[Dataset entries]
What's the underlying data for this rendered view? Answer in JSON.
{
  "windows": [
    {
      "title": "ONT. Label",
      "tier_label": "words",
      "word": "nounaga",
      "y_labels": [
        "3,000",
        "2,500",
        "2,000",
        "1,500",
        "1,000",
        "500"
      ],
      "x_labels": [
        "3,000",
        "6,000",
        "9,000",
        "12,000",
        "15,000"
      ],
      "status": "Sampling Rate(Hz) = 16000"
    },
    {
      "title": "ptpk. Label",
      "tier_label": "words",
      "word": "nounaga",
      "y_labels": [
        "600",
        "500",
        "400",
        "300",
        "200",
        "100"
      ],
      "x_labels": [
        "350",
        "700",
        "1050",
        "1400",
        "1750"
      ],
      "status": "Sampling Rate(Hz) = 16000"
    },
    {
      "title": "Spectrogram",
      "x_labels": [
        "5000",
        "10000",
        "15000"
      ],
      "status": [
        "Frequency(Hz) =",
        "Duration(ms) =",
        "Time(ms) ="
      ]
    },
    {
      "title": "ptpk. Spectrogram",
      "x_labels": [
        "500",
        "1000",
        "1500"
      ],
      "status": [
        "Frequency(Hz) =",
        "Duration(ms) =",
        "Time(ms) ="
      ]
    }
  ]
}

## THE PROBLEM:
Faithfully reproduce all of the records, character for character.

## ANSWER FOR THE TASK:
What's the underlying data for this rendered view? Answer in JSON.
{
  "windows": [
    {
      "title": "ONT. Label",
      "tier_label": "words",
      "word": "nounaga",
      "y_labels": [
        "3,000",
        "2,500",
        "2,000",
        "1,500",
        "1,000",
        "500"
      ],
      "x_labels": [
        "3,000",
        "6,000",
        "9,000",
        "12,000",
        "15,000"
      ],
      "status": "Sampling Rate(Hz) = 16000"
    },
    {
      "title": "ptpk. Label",
      "tier_label": "words",
      "word": "nounaga",
      "y_labels": [
        "600",
        "500",
        "400",
        "300",
        "200",
        "100"
      ],
      "x_labels": [
        "350",
        "700",
        "1050",
        "1400",
        "1750"
      ],
      "status": "Sampling Rate(Hz) = 16000"
    },
    {
      "title": "Spectrogram",
      "x_labels": [
        "5000",
        "10000",
        "15000"
      ],
      "status": [
        "Frequency(Hz) =",
        "Duration(ms) =",
        "Time(ms) ="
      ]
    },
    {
      "title": "ptpk. Spectrogram",
      "x_labels": [
        "500",
        "1000",
        "1500"
      ],
      "status": [
        "Frequency(Hz) =",
        "Duration(ms) =",
        "Time(ms) ="
      ]
    }
  ]
}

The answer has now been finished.